# Start of ENTRIES PROVIDED

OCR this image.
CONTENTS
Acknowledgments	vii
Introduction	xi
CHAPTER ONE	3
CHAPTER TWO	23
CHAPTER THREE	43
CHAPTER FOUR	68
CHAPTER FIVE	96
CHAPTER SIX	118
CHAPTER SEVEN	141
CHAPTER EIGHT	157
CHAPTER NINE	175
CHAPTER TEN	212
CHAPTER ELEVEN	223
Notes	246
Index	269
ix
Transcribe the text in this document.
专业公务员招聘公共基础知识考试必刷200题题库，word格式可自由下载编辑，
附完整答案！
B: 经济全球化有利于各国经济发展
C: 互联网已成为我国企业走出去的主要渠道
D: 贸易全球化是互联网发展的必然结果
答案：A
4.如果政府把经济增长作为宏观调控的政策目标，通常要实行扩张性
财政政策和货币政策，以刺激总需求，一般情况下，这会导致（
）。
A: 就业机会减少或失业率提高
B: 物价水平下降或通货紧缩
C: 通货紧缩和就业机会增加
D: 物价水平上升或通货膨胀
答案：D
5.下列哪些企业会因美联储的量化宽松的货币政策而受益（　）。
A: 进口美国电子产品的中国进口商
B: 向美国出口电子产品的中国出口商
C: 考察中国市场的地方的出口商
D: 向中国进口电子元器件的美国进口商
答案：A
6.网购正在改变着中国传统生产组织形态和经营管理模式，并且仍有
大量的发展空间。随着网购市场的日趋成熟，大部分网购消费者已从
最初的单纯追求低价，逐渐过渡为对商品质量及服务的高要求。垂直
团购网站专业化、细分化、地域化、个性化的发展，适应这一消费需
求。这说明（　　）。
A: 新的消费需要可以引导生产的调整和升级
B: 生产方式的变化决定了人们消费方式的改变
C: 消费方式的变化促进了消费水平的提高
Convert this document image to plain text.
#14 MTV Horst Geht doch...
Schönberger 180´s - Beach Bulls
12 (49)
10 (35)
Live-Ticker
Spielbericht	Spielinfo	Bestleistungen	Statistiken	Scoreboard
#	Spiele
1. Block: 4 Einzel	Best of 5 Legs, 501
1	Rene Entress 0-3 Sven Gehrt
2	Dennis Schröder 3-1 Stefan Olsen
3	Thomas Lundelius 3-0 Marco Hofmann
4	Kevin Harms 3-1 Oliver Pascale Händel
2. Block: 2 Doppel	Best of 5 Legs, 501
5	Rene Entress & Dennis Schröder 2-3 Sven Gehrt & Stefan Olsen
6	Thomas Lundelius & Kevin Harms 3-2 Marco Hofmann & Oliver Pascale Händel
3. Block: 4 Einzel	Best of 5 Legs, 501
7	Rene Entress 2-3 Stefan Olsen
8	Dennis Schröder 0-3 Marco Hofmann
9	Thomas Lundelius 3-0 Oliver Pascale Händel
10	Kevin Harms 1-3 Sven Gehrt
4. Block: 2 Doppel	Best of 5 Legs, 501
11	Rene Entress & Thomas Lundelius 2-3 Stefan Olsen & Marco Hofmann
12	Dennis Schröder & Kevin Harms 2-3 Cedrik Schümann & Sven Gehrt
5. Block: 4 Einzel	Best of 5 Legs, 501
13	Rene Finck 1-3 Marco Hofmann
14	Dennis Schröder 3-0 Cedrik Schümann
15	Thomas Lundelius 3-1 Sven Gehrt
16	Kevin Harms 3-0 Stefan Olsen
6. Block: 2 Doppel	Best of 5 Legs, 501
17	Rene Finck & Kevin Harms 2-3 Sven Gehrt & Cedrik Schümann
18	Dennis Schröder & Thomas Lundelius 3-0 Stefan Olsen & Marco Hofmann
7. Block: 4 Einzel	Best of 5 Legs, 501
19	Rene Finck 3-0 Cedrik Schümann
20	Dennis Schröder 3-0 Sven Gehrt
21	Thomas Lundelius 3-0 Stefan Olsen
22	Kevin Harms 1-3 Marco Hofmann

# End of ENTRIES PROVIDED

Using the listing above, work out how many of its lines include "Dennis", and give only the result.

7